Recorded data

--------------------

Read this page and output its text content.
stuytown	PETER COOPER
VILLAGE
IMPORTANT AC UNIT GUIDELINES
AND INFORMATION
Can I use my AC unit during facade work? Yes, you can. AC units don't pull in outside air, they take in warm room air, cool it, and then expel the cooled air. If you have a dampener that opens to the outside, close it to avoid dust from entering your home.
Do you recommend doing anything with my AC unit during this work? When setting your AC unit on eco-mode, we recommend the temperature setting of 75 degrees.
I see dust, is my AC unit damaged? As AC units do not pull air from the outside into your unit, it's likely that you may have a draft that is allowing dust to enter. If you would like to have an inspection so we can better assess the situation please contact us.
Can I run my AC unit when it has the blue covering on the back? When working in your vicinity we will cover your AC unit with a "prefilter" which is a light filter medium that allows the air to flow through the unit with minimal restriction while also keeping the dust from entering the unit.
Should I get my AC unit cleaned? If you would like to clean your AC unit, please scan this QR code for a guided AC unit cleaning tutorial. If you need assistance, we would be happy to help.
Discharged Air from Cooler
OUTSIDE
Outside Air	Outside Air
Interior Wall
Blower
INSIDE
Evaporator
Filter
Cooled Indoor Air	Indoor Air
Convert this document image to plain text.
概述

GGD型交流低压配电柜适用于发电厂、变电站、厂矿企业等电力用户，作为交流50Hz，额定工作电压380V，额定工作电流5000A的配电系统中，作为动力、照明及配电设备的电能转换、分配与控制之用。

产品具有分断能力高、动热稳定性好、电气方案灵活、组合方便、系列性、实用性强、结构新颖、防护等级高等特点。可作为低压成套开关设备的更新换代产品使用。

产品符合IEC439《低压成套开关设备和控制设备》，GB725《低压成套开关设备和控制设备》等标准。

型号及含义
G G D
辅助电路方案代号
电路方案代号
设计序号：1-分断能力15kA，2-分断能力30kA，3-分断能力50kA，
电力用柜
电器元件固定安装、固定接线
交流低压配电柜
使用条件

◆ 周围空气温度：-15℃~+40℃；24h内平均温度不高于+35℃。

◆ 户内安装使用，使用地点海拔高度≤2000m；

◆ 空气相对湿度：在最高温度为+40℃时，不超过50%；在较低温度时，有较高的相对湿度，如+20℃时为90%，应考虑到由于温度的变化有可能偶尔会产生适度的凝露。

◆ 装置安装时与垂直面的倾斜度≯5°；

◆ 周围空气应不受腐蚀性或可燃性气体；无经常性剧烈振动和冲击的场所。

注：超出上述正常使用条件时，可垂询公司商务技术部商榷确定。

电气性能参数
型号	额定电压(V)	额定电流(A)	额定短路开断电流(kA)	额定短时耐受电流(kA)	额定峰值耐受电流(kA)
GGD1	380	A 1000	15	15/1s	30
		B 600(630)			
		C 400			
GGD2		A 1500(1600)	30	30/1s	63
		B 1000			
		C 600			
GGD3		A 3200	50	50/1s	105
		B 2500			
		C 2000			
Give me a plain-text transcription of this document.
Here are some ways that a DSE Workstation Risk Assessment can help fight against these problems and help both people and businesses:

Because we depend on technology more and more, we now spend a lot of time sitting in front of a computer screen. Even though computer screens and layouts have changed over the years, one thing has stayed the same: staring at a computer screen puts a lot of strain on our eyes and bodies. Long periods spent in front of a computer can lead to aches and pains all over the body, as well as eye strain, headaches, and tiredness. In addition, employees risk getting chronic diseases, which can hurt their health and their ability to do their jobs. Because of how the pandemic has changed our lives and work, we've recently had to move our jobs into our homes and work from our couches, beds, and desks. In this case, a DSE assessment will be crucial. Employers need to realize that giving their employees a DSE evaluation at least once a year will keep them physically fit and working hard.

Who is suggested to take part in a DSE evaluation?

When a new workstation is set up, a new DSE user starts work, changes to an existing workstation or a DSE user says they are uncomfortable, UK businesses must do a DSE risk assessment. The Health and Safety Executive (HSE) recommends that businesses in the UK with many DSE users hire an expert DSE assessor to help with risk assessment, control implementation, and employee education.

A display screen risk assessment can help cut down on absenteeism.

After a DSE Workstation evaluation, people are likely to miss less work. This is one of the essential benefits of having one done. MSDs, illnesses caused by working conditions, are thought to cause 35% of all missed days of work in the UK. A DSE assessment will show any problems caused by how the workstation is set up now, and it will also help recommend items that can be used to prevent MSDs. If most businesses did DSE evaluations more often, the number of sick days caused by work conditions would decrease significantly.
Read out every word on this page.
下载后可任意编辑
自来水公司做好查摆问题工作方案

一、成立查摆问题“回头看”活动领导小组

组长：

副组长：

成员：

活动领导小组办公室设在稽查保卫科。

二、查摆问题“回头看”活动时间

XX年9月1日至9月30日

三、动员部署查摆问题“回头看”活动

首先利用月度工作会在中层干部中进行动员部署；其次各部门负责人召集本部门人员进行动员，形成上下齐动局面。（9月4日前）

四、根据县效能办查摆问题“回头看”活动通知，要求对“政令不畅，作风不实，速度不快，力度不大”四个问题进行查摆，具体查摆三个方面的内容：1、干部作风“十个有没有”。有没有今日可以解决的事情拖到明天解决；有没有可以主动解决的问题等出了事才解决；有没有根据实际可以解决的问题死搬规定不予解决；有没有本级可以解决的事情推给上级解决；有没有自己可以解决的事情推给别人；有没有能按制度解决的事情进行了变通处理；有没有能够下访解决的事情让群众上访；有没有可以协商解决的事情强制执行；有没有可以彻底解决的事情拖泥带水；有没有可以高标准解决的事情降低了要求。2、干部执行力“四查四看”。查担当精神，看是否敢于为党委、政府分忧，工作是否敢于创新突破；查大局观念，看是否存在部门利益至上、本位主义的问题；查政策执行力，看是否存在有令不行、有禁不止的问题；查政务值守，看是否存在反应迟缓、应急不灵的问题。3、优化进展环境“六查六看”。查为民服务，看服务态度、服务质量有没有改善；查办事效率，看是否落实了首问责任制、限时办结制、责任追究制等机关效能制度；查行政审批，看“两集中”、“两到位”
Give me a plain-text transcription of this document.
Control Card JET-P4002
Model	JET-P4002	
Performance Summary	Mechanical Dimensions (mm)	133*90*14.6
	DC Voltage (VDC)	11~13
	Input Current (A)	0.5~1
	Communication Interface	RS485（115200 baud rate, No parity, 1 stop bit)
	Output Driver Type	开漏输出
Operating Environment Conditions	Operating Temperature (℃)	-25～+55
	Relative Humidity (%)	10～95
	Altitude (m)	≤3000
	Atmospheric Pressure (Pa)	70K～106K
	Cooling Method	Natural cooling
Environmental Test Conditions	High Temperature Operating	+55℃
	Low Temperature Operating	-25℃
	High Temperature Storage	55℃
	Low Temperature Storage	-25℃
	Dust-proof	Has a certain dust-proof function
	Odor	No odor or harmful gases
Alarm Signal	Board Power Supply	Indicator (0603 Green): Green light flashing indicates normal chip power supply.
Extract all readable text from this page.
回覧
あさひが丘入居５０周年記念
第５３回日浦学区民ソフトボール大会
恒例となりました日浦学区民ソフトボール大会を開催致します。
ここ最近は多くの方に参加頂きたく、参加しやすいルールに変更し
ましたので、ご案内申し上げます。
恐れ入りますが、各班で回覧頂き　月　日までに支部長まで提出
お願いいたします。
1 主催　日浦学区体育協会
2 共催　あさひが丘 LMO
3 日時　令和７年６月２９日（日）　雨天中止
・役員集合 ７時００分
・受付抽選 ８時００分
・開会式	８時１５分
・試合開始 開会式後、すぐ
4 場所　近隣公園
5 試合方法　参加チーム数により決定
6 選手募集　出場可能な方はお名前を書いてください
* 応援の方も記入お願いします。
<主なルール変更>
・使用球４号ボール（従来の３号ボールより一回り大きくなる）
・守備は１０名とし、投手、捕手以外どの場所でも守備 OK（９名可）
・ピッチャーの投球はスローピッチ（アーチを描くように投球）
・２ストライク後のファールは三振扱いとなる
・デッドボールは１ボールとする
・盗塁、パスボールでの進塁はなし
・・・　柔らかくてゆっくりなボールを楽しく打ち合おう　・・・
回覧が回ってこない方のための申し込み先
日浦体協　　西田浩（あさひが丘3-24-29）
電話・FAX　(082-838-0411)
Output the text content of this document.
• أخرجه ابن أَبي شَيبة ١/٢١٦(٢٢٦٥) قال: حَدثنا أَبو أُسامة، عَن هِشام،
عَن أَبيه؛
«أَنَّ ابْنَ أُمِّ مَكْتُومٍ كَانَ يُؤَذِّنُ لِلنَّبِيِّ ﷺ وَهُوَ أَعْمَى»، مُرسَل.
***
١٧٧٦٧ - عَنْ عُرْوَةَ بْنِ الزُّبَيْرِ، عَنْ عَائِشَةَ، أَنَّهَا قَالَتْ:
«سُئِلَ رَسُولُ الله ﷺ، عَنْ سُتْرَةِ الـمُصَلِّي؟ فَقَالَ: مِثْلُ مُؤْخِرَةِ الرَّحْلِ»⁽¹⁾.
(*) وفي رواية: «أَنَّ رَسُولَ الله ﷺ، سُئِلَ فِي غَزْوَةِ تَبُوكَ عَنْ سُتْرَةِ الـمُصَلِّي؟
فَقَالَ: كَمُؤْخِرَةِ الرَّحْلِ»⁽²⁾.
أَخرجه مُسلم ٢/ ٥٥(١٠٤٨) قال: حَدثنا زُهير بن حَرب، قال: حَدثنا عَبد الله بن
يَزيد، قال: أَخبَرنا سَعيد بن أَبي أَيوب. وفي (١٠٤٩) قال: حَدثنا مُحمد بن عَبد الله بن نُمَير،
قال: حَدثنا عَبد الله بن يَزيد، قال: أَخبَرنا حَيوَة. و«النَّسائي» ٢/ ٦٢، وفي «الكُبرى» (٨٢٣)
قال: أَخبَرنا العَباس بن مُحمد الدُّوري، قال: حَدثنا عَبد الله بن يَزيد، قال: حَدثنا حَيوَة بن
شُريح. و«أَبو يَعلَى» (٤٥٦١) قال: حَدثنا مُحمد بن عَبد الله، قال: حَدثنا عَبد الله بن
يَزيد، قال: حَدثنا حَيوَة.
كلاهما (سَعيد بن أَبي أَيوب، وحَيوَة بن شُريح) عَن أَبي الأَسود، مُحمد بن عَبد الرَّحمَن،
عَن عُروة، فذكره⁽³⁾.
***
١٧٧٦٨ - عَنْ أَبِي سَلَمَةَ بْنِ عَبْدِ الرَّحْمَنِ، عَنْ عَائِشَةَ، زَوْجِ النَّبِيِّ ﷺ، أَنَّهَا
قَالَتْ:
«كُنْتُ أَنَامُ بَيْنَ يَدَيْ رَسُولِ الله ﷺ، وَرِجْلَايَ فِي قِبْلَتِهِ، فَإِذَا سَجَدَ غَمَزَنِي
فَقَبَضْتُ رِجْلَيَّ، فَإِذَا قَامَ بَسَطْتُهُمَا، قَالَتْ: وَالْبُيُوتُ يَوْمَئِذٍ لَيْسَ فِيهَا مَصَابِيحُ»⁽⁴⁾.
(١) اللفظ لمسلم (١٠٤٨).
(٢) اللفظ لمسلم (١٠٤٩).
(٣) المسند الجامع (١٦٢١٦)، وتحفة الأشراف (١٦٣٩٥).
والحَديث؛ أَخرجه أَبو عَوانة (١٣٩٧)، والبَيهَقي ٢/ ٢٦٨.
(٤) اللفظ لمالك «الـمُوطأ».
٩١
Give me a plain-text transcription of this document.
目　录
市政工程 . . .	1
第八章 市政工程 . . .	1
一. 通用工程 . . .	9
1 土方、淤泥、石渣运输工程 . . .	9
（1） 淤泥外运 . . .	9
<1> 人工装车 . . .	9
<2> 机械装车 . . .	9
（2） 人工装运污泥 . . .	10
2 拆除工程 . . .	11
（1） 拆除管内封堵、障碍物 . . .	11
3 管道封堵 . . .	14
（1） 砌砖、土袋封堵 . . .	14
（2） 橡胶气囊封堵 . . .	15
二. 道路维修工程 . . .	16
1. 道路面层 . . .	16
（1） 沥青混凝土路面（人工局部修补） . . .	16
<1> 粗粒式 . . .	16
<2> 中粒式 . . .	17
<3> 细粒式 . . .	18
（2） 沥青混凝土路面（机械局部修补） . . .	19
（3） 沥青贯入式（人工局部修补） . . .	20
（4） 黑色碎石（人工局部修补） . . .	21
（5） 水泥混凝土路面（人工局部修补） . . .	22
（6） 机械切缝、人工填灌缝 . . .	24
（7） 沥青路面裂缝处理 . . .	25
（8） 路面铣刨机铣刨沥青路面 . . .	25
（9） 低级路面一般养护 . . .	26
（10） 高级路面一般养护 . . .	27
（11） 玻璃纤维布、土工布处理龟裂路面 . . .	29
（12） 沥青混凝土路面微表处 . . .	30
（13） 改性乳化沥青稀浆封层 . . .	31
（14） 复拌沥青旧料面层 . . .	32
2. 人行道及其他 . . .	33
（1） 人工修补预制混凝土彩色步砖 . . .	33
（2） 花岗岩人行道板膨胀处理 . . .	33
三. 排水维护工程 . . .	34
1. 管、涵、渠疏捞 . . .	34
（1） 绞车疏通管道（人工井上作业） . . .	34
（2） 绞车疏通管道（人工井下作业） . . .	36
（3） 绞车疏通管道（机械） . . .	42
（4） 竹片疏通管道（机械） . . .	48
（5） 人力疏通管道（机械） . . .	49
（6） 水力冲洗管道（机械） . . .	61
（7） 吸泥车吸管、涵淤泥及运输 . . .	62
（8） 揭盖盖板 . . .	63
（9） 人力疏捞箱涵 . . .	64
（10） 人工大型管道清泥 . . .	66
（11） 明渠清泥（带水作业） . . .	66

--------------------

## Objective:
Using the listing above, pull out all lines that hold the word "Storage".

## Result below:
	High Temperature Storage	55℃
	Low Temperature Storage	-25℃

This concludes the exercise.